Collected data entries
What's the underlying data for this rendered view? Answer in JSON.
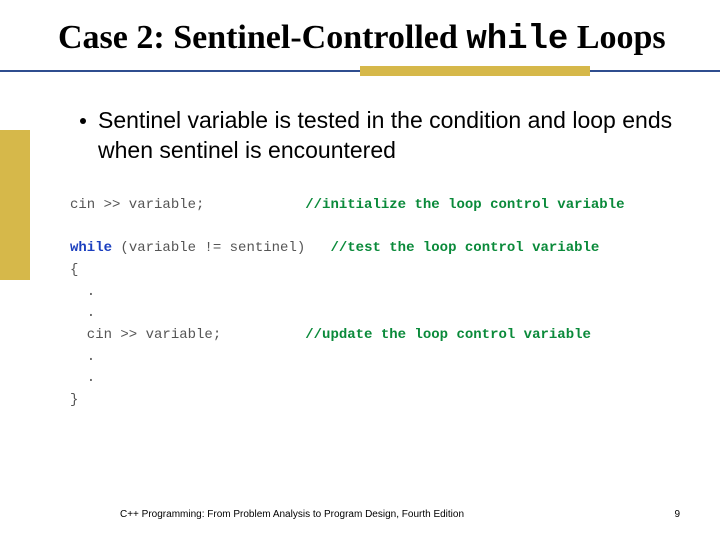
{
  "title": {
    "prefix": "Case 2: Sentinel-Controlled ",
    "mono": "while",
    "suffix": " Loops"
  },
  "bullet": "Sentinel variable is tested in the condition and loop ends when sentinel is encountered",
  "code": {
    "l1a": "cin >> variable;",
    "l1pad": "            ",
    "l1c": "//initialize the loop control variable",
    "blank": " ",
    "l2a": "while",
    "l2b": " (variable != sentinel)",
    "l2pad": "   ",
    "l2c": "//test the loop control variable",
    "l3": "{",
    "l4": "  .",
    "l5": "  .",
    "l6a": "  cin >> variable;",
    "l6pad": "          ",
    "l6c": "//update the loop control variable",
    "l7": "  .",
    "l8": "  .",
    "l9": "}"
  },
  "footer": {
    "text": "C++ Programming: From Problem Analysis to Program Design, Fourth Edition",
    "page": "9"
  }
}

...

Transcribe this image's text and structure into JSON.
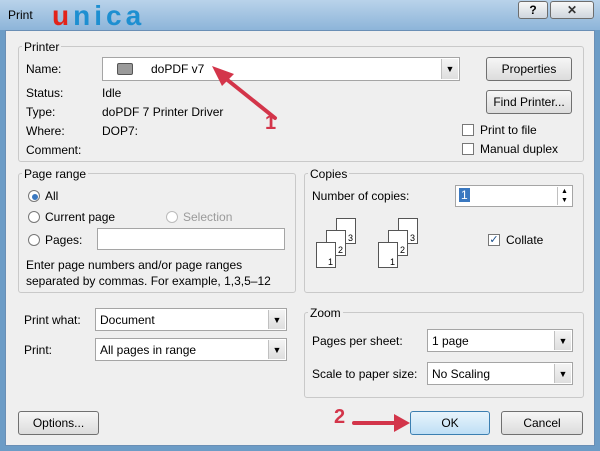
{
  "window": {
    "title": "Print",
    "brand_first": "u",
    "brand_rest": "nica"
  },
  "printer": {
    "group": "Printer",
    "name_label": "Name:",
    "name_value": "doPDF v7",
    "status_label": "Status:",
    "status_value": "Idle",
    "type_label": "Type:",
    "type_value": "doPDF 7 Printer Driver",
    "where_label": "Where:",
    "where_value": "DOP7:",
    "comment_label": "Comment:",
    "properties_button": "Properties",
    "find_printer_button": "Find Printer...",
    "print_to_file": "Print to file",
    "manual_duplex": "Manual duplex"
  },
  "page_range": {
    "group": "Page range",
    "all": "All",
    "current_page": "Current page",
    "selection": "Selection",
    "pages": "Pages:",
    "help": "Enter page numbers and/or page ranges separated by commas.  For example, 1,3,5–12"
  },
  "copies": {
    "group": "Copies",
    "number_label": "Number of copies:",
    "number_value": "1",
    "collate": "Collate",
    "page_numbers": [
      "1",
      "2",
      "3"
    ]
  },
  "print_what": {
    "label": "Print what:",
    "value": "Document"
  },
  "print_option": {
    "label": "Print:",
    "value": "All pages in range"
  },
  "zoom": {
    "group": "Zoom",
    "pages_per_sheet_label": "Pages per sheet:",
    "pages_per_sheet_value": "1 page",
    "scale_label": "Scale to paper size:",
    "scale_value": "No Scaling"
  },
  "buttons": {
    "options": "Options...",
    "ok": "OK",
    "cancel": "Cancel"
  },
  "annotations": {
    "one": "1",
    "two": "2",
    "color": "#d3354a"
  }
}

WORK INSTRUCTIONS
Consider the entries above and return each line with the string "group".

OUTPUT OF THE TASK
    "group": "Printer",
    "group": "Page range",
    "group": "Copies",
    "group": "Zoom",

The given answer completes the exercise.